§ GOAL OF THE EXERCISE:
Quote the listing in full, exactly as given, minus any pictures.

================

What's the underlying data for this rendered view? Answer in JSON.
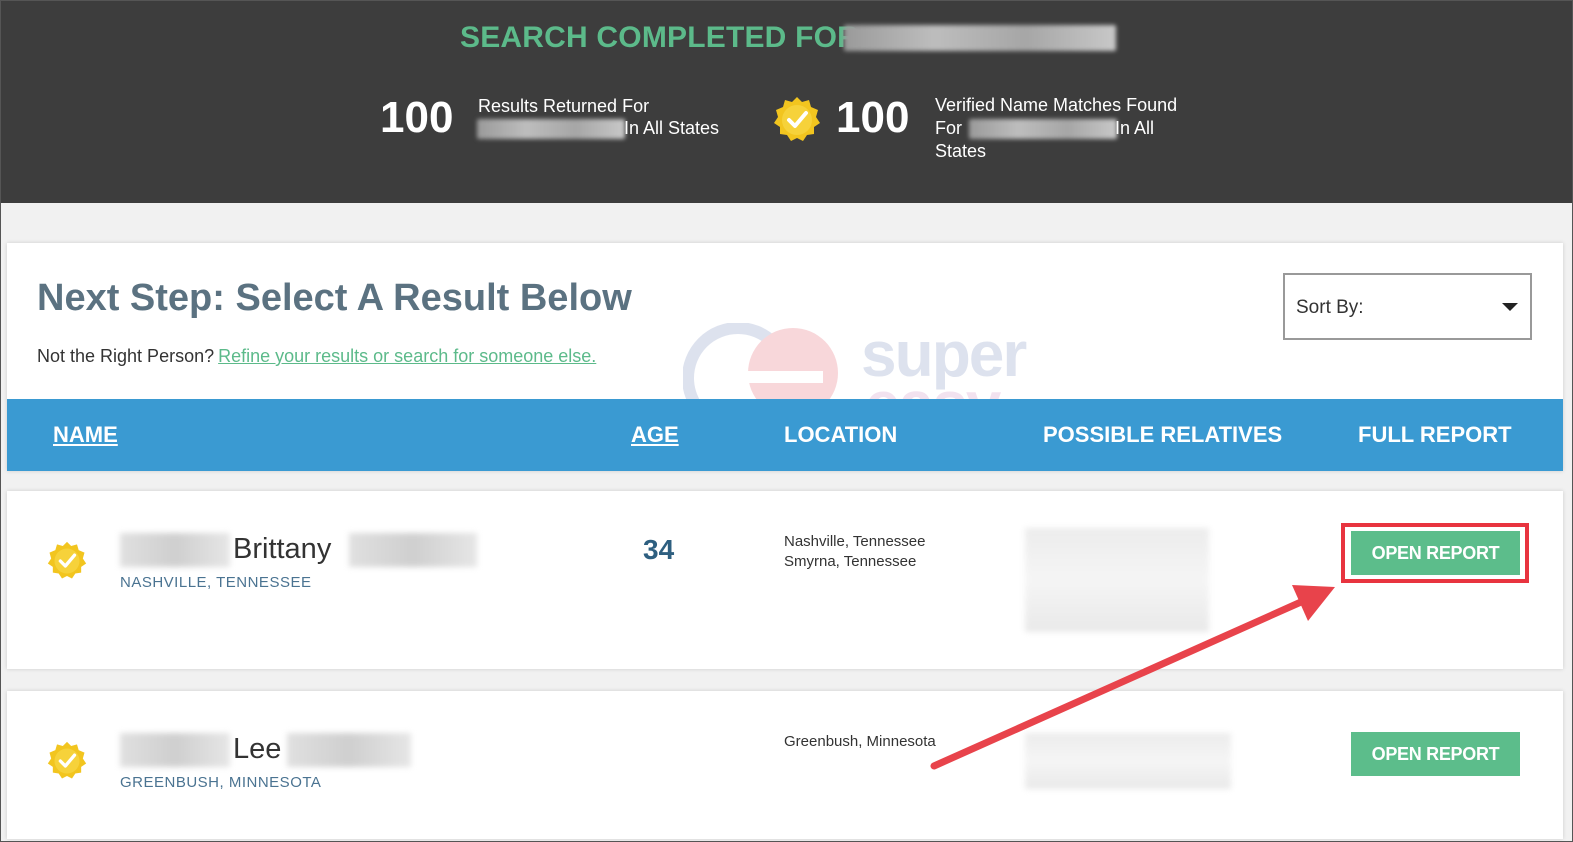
{
  "header": {
    "title": "SEARCH COMPLETED FOR:",
    "stat1": {
      "number": "100",
      "line1": "Results Returned For",
      "tail": "In All States"
    },
    "stat2": {
      "number": "100",
      "line1": "Verified Name Matches Found",
      "for": "For",
      "tail": "In All",
      "line3": "States"
    }
  },
  "main": {
    "heading": "Next Step: Select A Result Below",
    "not_right": "Not the Right Person?",
    "refine_link": "Refine your results or search for someone else.",
    "sort_label": "Sort By:",
    "watermark_line1": "super",
    "watermark_line2": "easy"
  },
  "table": {
    "headers": {
      "name": "NAME",
      "age": "AGE",
      "location": "LOCATION",
      "relatives": "POSSIBLE RELATIVES",
      "report": "FULL REPORT"
    },
    "rows": [
      {
        "name": "Brittany",
        "home": "NASHVILLE, TENNESSEE",
        "age": "34",
        "location1": "Nashville, Tennessee",
        "location2": "Smyrna, Tennessee",
        "button": "OPEN REPORT"
      },
      {
        "name": "Lee",
        "home": "GREENBUSH, MINNESOTA",
        "age": "",
        "location1": "Greenbush, Minnesota",
        "location2": "",
        "button": "OPEN REPORT"
      }
    ]
  },
  "colors": {
    "accent_green": "#5cbd8b",
    "header_blue": "#3a9ad2",
    "highlight_red": "#e8343f"
  }
}
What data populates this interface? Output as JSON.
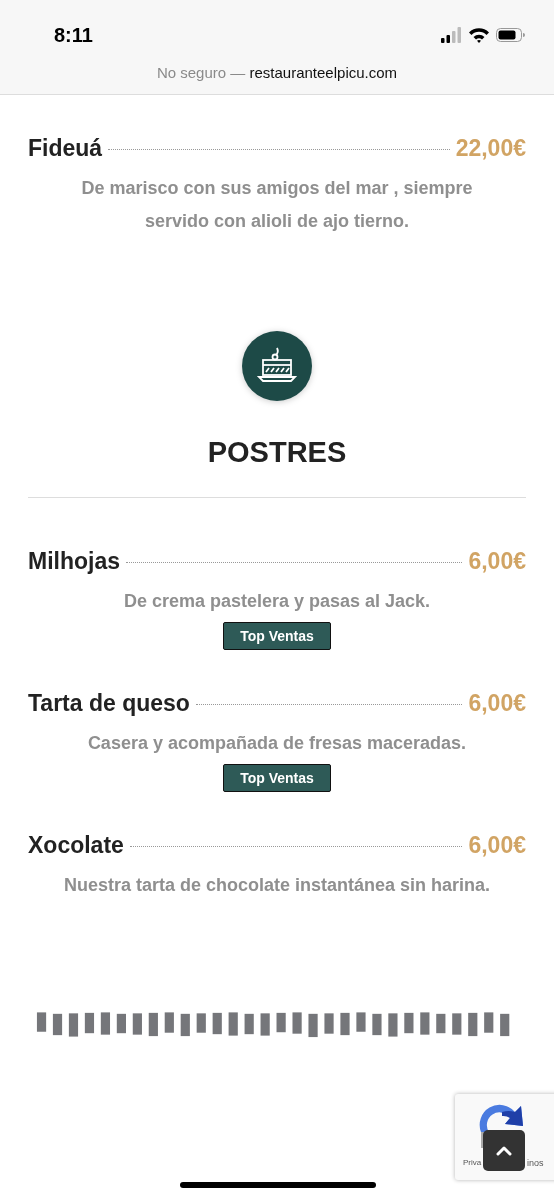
{
  "status_bar": {
    "time": "8:11"
  },
  "address_bar": {
    "security": "No seguro —",
    "domain": "restauranteelpicu.com"
  },
  "top_items": [
    {
      "name": "Fideuá",
      "price": "22,00€",
      "description": "De marisco con sus amigos del mar , siempre servido con alioli de ajo tierno."
    }
  ],
  "section": {
    "title": "POSTRES"
  },
  "items": [
    {
      "name": "Milhojas",
      "price": "6,00€",
      "description": "De crema pastelera y pasas al Jack.",
      "badge": "Top Ventas"
    },
    {
      "name": "Tarta de queso",
      "price": "6,00€",
      "description": "Casera y acompañada de fresas maceradas.",
      "badge": "Top Ventas"
    },
    {
      "name": "Xocolate",
      "price": "6,00€",
      "description": "Nuestra tarta de chocolate instantánea sin harina."
    }
  ],
  "recaptcha": {
    "left_text": "Priva",
    "right_text": "inos"
  }
}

================

§ EXERCISE RESPONSE:
What's the underlying data for this rendered view? Answer in JSON.
{
  "header": {
    "title": "SEARCH COMPLETED FOR:",
    "stat1": {
      "number": "100",
      "line1": "Results Returned For",
      "tail": "In All States"
    },
    "stat2": {
      "number": "100",
      "line1": "Verified Name Matches Found",
      "for": "For",
      "tail": "In All",
      "line3": "States"
    }
  },
  "main": {
    "heading": "Next Step: Select A Result Below",
    "not_right": "Not the Right Person?",
    "refine_link": "Refine your results or search for someone else.",
    "sort_label": "Sort By:",
    "watermark_line1": "super",
    "watermark_line2": "easy"
  },
  "table": {
    "headers": {
      "name": "NAME",
      "age": "AGE",
      "location": "LOCATION",
      "relatives": "POSSIBLE RELATIVES",
      "report": "FULL REPORT"
    },
    "rows": [
      {
        "name": "Brittany",
        "home": "NASHVILLE, TENNESSEE",
        "age": "34",
        "location1": "Nashville, Tennessee",
        "location2": "Smyrna, Tennessee",
        "button": "OPEN REPORT"
      },
      {
        "name": "Lee",
        "home": "GREENBUSH, MINNESOTA",
        "age": "",
        "location1": "Greenbush, Minnesota",
        "location2": "",
        "button": "OPEN REPORT"
      }
    ]
  },
  "colors": {
    "accent_green": "#5cbd8b",
    "header_blue": "#3a9ad2",
    "highlight_red": "#e8343f"
  }
}
What data populates this interface? Output as JSON.
{
  "status_bar": {
    "time": "8:11"
  },
  "address_bar": {
    "security": "No seguro —",
    "domain": "restauranteelpicu.com"
  },
  "top_items": [
    {
      "name": "Fideuá",
      "price": "22,00€",
      "description": "De marisco con sus amigos del mar , siempre servido con alioli de ajo tierno."
    }
  ],
  "section": {
    "title": "POSTRES"
  },
  "items": [
    {
      "name": "Milhojas",
      "price": "6,00€",
      "description": "De crema pastelera y pasas al Jack.",
      "badge": "Top Ventas"
    },
    {
      "name": "Tarta de queso",
      "price": "6,00€",
      "description": "Casera y acompañada de fresas maceradas.",
      "badge": "Top Ventas"
    },
    {
      "name": "Xocolate",
      "price": "6,00€",
      "description": "Nuestra tarta de chocolate instantánea sin harina."
    }
  ],
  "recaptcha": {
    "left_text": "Priva",
    "right_text": "inos"
  }
}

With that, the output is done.